DO THIS -
How many lines in the entries below contain "text"? Answer with the number only.

-.-.-

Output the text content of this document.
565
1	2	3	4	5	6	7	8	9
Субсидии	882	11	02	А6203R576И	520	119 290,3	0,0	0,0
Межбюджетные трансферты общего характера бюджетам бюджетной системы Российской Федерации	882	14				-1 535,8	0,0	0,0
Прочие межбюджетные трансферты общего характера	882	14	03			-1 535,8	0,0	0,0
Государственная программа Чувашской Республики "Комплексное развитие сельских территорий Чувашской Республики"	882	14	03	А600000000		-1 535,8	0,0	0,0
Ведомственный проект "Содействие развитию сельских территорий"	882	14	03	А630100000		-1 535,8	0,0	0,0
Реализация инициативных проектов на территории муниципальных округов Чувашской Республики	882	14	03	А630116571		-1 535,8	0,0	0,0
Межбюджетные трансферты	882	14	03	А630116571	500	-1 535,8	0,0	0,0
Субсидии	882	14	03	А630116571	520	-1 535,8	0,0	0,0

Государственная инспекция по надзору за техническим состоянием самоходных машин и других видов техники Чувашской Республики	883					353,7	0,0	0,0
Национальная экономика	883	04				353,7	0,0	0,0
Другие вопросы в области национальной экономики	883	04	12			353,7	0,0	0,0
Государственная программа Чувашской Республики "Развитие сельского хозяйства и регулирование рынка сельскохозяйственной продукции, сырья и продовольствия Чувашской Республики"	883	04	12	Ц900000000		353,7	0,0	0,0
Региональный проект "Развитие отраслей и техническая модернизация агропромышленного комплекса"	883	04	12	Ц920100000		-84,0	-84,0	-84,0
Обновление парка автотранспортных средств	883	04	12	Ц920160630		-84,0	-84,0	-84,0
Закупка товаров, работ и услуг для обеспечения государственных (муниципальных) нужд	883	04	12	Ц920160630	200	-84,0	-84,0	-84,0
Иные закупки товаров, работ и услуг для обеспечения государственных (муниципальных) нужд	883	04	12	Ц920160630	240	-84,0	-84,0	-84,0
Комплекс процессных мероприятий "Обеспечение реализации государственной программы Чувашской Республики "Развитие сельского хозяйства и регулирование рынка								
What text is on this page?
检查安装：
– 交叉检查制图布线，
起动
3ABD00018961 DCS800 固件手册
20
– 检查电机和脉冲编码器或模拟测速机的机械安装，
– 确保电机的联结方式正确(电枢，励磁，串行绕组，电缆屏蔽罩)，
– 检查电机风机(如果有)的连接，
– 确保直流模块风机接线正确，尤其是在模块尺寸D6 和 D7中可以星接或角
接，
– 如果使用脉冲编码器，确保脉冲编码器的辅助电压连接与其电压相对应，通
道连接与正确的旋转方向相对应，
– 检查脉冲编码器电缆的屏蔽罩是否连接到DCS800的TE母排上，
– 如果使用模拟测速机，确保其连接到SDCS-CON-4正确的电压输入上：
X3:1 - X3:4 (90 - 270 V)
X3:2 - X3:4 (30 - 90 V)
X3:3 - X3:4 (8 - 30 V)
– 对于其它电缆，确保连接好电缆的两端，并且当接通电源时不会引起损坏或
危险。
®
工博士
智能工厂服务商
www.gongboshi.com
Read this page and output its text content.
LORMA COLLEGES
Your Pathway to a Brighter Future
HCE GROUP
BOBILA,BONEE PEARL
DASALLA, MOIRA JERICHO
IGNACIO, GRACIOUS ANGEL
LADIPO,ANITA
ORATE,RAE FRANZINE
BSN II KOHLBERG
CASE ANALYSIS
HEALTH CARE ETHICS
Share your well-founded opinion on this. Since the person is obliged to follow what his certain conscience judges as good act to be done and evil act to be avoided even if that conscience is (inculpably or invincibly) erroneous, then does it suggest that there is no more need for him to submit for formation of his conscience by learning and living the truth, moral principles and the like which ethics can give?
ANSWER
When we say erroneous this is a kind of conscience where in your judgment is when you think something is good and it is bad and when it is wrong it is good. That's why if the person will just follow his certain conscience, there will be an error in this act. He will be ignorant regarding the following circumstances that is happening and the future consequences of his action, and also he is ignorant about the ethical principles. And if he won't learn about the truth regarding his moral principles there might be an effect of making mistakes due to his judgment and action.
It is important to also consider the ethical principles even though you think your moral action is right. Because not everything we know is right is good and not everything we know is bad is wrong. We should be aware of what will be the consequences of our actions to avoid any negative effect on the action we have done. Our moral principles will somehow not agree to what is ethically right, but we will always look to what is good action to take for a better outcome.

-.-.-

ANSWER TO THE EXERCISE -
3